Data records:
>> Begin

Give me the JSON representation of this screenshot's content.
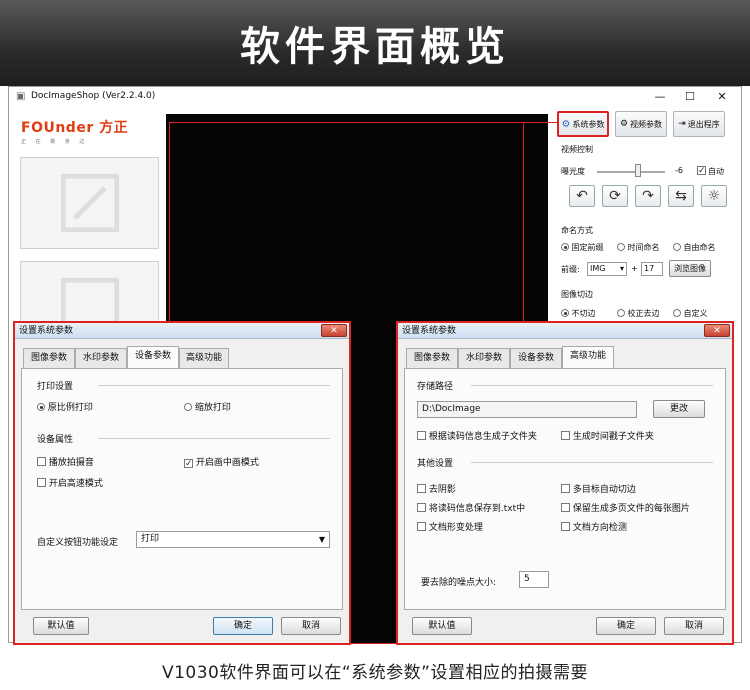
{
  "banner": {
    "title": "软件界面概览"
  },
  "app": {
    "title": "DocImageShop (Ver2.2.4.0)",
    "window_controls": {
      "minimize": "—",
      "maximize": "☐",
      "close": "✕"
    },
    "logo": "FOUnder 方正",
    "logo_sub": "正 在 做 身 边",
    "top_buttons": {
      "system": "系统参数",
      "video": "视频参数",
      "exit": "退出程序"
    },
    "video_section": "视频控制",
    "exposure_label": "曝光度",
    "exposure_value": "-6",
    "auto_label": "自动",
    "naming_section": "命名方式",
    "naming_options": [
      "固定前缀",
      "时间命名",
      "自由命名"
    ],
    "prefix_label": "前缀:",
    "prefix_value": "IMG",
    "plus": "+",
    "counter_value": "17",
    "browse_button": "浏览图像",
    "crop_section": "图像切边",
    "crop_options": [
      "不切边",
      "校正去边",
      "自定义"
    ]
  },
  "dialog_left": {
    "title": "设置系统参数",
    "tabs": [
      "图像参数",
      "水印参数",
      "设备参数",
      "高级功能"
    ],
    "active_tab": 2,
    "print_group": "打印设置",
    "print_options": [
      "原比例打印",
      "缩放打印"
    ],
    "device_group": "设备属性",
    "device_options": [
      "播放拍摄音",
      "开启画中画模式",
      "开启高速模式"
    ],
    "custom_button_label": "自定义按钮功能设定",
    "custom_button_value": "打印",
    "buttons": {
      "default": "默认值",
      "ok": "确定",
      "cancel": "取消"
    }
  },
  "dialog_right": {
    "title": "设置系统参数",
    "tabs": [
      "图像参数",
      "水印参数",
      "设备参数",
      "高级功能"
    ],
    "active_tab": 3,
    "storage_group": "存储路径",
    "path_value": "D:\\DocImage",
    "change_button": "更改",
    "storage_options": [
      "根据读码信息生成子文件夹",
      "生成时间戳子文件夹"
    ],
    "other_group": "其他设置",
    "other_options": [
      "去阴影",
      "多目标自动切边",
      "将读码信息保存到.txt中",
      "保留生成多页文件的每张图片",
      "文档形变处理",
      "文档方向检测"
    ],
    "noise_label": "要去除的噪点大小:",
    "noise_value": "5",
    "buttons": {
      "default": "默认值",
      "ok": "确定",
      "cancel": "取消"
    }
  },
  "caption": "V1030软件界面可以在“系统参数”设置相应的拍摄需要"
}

>> End
>> Begin

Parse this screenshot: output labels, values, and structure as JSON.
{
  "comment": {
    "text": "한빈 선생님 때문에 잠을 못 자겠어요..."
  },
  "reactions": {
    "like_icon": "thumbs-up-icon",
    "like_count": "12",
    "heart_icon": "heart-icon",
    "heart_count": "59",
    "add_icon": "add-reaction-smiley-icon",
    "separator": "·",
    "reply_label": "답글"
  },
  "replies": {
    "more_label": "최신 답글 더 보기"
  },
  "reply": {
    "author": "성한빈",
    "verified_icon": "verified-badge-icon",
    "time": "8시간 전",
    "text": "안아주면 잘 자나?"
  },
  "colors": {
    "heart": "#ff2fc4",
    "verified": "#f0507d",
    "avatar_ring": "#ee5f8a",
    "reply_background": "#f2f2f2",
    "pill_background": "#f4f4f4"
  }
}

>> End

THE REQUEST: Extract lines where the string "verified" occurs.

ANSWER TO THE TASK:
    "verified_icon": "verified-badge-icon",
    "verified": "#f0507d",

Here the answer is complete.